__SHORT PROBLEM__:
Check each line of the records below for the word "schon" and copy those where it appears.
— START OF RECORDS —
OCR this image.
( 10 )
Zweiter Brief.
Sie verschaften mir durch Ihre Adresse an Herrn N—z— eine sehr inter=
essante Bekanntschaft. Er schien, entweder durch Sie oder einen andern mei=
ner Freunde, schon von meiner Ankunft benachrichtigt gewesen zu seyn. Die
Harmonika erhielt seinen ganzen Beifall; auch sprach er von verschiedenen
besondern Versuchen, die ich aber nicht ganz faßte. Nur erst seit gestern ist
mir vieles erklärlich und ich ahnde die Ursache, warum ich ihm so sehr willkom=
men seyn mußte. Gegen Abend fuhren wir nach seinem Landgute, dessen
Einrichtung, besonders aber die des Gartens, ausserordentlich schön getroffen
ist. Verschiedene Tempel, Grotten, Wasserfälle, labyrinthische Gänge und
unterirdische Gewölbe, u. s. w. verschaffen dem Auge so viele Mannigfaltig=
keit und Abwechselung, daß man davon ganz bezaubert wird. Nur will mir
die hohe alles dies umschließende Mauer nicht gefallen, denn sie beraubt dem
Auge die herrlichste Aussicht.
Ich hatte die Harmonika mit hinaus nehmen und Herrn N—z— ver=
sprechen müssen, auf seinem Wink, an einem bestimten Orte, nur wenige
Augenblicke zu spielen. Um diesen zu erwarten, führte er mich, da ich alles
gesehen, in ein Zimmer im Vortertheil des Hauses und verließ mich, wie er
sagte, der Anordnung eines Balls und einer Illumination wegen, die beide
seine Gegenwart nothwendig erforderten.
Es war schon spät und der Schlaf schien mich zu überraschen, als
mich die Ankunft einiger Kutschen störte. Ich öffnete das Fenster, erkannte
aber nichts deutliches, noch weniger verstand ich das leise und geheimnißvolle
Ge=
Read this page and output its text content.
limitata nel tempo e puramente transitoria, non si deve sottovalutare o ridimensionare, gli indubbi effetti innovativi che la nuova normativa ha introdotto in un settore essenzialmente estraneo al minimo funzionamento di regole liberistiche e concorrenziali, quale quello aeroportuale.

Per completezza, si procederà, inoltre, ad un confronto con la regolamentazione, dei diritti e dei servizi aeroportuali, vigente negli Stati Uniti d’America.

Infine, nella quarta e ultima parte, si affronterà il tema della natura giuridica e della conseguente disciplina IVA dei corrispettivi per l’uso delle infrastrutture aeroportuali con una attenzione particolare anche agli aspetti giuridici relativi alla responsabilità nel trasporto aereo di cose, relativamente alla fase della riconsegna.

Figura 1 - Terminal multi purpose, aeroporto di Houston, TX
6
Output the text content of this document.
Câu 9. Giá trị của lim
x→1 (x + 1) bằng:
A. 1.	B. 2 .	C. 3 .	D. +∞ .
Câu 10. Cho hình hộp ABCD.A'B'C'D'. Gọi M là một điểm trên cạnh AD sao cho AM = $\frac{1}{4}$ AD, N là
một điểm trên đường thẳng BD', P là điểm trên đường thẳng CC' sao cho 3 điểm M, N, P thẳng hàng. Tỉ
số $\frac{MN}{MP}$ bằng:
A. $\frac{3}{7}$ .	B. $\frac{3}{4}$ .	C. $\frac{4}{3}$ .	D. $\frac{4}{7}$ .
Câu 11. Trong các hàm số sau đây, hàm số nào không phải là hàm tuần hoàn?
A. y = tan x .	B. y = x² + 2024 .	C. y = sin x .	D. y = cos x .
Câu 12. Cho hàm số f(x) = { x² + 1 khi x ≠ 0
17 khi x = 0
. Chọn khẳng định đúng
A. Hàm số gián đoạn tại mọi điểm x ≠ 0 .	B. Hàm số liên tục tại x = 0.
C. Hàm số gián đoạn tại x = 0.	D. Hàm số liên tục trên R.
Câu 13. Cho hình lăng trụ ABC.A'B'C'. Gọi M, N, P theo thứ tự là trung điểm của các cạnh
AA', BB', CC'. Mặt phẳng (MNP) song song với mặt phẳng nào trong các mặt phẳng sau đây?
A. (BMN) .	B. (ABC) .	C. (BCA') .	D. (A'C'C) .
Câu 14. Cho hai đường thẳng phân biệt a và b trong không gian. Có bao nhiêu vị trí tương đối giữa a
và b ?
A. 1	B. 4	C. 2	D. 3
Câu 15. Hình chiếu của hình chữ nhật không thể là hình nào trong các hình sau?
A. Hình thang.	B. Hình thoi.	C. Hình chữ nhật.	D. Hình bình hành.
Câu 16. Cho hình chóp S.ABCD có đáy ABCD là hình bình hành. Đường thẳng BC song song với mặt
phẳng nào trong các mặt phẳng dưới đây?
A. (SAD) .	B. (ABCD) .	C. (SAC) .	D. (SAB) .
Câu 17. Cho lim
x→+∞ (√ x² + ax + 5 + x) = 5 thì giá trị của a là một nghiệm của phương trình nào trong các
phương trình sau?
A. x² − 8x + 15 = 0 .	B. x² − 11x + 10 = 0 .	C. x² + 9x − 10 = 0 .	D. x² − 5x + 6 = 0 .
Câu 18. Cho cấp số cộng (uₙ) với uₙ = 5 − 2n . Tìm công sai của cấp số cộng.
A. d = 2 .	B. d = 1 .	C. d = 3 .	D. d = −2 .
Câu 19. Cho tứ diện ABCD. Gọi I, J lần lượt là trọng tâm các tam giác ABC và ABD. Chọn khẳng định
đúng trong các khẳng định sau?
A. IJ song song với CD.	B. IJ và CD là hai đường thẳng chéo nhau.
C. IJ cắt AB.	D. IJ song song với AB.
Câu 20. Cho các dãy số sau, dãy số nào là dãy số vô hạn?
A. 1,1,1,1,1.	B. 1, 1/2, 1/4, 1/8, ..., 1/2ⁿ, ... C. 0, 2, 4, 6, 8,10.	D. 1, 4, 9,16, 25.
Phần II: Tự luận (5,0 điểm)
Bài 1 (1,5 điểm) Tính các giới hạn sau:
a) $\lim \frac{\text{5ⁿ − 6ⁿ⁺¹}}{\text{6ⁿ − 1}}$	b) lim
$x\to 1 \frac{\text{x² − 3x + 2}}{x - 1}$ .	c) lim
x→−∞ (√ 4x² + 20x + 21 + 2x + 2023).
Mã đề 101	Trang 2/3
— END OF RECORDS —
__WRITTEN SOLUTION__:
ner Freunde, schon von meiner Ankunft benachrichtigt gewesen zu seyn. Die
Es war schon spät und der Schlaf schien mich zu überraschen, als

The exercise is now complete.